-- Aim --
Please pull out every line that includes the string "color".

— BEGIN Task material —

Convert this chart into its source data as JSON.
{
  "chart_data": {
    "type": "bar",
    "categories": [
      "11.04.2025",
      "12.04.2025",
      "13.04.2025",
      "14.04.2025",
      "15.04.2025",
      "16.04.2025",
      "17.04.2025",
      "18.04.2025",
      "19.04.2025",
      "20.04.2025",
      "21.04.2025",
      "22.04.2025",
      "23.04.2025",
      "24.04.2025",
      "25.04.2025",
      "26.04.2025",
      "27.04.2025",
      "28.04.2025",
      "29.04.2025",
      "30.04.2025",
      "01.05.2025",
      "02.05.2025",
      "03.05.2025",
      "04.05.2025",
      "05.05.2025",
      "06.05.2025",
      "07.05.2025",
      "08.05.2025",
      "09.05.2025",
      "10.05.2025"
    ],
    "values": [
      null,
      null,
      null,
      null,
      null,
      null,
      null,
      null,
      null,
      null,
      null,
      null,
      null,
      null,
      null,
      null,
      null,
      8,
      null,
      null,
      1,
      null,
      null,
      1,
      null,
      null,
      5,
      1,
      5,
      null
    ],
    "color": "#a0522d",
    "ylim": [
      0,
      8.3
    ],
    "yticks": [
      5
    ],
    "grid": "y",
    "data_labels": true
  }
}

— END Task material —
— BEGIN Task material —

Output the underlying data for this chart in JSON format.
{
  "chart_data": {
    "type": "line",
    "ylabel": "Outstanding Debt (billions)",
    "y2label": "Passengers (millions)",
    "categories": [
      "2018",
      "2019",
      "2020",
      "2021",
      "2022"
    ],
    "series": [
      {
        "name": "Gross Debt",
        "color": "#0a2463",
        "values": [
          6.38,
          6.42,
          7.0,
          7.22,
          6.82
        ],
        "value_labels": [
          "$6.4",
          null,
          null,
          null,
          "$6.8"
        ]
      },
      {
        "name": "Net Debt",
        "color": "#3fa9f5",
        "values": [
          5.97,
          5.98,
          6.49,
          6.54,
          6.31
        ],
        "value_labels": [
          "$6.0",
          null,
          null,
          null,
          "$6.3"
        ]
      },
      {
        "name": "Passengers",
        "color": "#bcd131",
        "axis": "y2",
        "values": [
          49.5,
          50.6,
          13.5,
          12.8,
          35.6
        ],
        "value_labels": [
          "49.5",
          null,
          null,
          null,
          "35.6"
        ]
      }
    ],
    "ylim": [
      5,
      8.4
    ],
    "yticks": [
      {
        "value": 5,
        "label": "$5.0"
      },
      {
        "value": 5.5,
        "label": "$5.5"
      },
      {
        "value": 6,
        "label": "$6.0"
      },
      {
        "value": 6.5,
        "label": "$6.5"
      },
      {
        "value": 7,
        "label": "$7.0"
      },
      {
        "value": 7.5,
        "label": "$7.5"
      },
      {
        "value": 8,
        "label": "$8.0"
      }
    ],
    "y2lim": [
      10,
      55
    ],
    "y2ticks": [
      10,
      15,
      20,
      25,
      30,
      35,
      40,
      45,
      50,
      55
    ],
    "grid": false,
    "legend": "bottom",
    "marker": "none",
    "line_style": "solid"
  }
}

— END Task material —

-- Exercise answer --
    "color": "#a0522d",
        "color": "#0a2463",
        "color": "#3fa9f5",
        "color": "#bcd131",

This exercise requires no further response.